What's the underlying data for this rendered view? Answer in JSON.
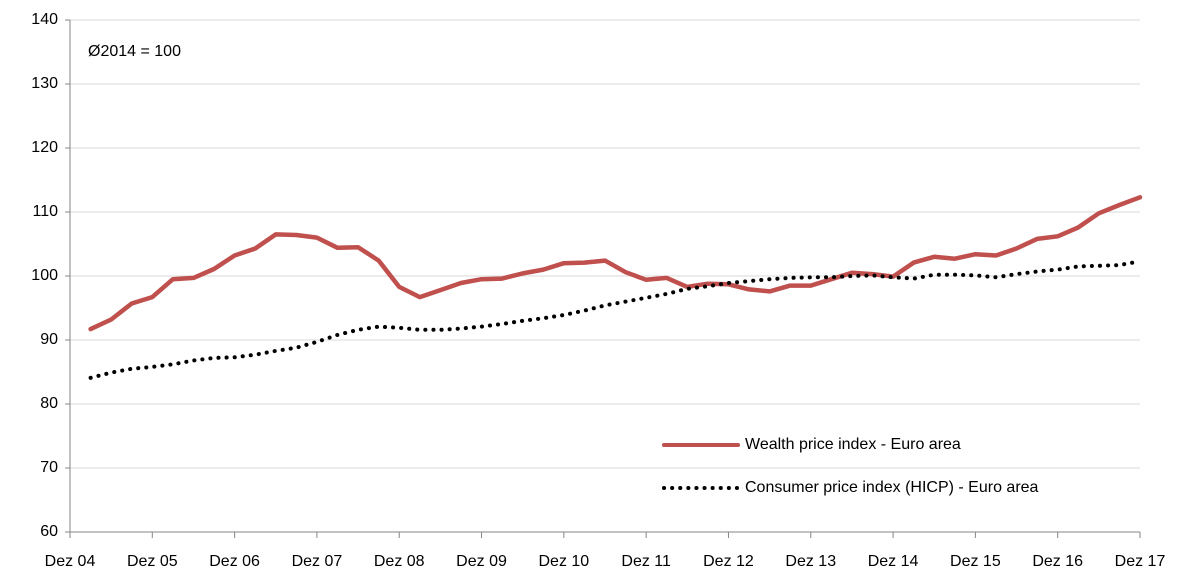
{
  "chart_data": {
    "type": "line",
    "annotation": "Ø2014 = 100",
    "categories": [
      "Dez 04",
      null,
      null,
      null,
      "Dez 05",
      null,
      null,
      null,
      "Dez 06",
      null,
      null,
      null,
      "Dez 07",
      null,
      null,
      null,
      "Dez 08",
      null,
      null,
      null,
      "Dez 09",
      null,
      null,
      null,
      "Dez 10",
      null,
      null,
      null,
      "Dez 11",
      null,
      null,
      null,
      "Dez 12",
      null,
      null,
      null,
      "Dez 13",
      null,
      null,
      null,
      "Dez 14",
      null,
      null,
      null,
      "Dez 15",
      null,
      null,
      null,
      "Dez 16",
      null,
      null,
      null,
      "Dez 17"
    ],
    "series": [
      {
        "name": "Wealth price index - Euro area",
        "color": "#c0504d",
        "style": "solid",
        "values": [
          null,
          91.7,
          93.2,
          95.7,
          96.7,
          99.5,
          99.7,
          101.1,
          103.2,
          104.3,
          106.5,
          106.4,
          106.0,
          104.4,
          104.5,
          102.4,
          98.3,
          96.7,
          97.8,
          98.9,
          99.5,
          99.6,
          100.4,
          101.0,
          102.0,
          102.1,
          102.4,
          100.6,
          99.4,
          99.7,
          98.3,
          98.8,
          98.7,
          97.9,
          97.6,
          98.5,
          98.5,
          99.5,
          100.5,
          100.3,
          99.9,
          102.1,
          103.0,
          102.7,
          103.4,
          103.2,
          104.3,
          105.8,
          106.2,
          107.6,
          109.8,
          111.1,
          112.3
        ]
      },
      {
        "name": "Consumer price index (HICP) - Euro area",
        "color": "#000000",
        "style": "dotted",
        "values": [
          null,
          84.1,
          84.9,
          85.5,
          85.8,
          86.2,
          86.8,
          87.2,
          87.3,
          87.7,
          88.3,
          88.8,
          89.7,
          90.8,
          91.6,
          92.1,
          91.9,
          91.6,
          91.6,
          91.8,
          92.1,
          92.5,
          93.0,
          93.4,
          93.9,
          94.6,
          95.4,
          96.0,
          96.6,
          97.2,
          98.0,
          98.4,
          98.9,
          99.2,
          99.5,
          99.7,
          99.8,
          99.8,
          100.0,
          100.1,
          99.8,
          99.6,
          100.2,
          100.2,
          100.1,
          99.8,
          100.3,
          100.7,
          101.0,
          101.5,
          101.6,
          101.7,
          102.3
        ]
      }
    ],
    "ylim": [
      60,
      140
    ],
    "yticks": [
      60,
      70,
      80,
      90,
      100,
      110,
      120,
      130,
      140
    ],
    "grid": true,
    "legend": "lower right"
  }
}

━━━

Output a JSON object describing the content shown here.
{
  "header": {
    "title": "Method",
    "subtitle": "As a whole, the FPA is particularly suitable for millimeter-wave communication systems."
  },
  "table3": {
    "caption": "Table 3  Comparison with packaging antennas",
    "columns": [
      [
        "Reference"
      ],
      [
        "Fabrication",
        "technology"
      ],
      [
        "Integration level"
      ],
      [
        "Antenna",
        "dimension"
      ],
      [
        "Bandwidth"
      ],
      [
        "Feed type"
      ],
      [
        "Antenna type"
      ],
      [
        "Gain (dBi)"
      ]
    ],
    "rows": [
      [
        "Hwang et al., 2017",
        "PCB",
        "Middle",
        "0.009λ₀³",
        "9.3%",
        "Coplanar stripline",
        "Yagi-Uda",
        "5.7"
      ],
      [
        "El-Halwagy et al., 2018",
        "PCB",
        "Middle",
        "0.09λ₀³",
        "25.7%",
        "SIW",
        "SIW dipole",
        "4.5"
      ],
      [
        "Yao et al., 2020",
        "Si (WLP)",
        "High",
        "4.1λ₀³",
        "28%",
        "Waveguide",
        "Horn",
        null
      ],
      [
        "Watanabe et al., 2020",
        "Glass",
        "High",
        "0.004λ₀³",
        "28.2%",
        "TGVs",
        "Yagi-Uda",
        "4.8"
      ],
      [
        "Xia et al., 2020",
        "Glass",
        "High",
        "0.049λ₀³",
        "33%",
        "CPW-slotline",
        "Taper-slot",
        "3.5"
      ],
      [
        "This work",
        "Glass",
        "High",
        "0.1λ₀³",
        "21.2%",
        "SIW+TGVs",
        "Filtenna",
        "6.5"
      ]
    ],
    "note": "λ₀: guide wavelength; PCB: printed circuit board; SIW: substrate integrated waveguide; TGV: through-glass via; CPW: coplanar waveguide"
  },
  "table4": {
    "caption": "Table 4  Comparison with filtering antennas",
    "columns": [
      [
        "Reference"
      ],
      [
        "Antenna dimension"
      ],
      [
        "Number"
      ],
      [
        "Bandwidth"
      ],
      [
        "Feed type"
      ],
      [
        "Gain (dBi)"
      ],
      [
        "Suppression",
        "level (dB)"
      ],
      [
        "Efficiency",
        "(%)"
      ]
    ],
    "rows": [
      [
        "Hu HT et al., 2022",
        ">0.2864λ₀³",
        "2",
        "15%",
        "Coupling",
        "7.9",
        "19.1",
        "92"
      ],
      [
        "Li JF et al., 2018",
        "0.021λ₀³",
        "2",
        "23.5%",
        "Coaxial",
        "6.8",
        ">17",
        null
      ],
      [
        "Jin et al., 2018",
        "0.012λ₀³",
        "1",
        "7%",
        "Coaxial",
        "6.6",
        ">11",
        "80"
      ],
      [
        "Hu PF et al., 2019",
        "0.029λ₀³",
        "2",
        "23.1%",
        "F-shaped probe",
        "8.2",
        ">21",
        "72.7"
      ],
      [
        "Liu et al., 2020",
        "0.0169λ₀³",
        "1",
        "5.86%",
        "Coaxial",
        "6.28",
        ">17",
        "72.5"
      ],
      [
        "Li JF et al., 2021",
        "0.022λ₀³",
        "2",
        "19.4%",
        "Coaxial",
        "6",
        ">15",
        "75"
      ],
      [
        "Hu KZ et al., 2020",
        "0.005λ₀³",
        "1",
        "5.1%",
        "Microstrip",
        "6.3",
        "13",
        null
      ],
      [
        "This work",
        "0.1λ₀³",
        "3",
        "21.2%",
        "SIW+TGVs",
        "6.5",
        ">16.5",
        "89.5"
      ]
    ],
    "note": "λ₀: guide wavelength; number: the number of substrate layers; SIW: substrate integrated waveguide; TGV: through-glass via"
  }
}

━━━

* _What you should do_: State how many lines above include the word "through", and nothing more.

* _Complete response_: 2